──────── Data

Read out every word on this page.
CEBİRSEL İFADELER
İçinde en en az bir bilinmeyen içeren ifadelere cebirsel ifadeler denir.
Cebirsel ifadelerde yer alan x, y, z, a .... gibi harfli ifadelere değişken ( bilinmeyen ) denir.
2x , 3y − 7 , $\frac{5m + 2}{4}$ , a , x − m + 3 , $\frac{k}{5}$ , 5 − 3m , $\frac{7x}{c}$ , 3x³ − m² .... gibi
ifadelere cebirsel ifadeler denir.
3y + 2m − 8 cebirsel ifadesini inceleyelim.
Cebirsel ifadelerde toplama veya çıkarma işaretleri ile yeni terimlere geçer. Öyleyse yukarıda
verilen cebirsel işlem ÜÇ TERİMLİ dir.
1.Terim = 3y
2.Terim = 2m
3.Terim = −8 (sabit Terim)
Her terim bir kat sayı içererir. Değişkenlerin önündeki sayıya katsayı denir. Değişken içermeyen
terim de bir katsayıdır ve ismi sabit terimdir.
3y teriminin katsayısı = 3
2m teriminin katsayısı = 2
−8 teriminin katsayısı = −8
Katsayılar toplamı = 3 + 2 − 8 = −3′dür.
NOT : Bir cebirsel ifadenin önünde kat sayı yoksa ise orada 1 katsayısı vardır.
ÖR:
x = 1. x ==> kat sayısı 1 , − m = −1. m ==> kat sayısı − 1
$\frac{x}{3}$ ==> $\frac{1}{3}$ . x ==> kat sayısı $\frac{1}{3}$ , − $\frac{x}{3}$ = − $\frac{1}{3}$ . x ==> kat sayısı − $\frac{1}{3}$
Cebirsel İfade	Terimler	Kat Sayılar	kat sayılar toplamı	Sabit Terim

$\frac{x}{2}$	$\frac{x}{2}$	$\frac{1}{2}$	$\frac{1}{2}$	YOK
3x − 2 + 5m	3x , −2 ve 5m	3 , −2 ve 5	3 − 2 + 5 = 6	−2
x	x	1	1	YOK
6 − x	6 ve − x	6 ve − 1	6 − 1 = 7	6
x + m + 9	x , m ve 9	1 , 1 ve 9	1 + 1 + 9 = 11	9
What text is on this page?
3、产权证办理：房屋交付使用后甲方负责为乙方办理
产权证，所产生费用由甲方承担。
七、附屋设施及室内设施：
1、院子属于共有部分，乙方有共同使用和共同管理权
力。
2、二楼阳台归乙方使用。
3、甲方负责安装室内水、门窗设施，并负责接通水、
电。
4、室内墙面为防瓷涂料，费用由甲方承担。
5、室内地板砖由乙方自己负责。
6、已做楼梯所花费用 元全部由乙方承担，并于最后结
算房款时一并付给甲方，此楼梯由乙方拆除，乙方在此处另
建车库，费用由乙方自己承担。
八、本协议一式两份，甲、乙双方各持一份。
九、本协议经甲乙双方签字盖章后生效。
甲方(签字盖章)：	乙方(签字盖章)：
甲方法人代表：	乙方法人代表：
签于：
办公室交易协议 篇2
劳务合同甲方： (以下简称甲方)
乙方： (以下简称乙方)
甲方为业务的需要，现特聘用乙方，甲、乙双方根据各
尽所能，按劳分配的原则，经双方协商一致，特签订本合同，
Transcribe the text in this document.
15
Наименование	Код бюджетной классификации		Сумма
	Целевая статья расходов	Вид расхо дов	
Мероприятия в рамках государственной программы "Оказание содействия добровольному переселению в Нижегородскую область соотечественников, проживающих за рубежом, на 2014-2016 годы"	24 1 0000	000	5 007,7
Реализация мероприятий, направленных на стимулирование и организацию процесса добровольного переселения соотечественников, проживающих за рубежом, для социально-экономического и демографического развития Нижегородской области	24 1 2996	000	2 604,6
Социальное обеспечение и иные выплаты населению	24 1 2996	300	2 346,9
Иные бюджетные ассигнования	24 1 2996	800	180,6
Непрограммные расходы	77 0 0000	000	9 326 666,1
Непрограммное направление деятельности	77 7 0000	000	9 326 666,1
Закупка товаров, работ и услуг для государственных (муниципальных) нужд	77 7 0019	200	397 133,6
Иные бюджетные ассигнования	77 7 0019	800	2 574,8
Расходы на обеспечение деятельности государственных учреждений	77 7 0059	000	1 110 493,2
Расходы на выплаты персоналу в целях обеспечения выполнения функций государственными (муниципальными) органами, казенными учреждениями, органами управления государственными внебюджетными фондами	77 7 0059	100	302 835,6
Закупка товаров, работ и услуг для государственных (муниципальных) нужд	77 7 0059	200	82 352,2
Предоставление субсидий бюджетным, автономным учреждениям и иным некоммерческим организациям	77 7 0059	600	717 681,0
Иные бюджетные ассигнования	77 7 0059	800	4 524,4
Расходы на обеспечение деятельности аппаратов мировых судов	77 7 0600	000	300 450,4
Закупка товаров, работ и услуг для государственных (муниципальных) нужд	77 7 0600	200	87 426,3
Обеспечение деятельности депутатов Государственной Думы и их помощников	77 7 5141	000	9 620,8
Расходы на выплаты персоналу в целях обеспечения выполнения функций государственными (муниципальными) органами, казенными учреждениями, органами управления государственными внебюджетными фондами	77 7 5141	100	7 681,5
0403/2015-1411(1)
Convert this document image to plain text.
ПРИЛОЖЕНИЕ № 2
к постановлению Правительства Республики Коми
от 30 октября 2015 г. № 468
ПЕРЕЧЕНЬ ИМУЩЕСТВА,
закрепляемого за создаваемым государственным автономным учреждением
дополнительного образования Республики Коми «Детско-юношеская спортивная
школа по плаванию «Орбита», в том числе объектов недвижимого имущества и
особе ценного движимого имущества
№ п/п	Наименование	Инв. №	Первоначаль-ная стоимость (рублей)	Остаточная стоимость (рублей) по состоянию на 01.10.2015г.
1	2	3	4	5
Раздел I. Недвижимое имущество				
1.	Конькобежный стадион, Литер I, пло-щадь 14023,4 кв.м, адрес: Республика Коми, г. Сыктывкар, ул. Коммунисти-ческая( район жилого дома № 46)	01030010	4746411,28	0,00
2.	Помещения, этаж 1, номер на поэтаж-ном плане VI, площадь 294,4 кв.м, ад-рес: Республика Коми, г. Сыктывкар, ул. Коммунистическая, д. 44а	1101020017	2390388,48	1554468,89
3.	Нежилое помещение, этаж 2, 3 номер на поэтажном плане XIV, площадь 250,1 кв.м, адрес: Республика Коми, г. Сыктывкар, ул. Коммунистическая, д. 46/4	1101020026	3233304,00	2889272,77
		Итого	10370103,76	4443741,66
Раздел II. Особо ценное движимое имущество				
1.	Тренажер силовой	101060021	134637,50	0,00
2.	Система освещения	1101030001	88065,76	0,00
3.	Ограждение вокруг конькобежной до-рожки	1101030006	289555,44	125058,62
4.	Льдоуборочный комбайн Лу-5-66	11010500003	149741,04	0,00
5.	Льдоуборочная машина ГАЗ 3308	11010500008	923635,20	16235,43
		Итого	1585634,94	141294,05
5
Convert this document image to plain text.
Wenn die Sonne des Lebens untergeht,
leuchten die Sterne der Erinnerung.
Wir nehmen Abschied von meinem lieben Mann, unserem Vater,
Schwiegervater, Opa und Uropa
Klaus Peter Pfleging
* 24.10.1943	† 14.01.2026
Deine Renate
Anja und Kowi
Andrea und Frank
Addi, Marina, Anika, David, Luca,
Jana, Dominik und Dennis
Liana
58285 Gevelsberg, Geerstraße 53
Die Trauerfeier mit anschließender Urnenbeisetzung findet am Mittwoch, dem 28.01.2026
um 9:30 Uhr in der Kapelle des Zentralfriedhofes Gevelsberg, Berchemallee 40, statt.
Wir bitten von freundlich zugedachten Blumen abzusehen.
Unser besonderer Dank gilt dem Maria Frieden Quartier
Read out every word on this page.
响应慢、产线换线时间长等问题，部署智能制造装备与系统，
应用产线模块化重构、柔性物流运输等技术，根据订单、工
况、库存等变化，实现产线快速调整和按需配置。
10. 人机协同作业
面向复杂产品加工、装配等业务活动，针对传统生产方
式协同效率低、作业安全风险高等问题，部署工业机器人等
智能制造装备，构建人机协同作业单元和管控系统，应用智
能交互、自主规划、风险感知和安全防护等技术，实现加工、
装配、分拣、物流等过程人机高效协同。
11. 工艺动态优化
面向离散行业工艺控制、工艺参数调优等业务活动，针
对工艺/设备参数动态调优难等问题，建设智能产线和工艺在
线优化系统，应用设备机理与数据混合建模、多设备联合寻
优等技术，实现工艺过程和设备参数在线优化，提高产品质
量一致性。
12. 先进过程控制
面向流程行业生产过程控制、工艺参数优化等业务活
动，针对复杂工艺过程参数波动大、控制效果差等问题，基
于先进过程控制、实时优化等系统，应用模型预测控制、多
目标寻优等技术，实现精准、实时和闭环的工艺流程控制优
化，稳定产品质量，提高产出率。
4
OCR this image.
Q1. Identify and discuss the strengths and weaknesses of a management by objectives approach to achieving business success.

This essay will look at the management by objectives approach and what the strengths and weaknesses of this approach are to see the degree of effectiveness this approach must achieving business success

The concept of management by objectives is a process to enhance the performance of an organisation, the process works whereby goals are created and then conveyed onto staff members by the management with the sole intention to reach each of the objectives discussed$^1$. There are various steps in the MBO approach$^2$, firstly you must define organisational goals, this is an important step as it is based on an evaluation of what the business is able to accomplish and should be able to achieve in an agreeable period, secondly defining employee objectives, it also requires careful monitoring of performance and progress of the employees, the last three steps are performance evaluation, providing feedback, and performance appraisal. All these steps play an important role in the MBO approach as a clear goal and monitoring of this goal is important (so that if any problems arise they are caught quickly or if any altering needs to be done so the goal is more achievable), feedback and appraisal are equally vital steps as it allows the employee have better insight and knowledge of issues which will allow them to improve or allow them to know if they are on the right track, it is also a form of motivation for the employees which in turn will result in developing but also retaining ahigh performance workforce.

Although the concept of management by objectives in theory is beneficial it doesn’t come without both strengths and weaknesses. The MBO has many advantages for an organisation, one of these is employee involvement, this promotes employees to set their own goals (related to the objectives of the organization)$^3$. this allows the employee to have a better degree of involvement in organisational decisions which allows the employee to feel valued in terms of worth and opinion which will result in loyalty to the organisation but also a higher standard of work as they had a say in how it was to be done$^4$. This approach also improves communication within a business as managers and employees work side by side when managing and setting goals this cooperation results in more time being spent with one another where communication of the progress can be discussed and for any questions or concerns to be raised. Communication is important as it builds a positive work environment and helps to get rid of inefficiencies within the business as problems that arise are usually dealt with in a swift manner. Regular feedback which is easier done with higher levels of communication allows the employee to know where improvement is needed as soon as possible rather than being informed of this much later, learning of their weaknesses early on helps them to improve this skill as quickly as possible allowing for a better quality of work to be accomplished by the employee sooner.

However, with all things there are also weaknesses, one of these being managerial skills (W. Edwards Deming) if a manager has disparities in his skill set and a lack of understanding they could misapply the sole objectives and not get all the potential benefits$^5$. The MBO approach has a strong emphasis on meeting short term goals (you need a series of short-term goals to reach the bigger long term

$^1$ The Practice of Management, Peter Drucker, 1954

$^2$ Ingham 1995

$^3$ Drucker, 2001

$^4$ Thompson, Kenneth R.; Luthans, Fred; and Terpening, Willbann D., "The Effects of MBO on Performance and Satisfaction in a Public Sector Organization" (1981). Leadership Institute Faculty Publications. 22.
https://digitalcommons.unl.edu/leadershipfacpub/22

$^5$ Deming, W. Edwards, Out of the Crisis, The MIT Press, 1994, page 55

────────────────

**Task description**
In the listing above, locate each line with "рубежом" and copy it.

**Correct output**
Мероприятия в рамках государственной программы "Оказание содействия добровольному переселению в Нижегородскую область соотечественников, проживающих за рубежом, на 2014-2016 годы"	24 1 0000	000	5 007,7
Реализация мероприятий, направленных на стимулирование и организацию процесса добровольного переселения соотечественников, проживающих за рубежом, для социально-экономического и демографического развития Нижегородской области	24 1 2996	000	2 604,6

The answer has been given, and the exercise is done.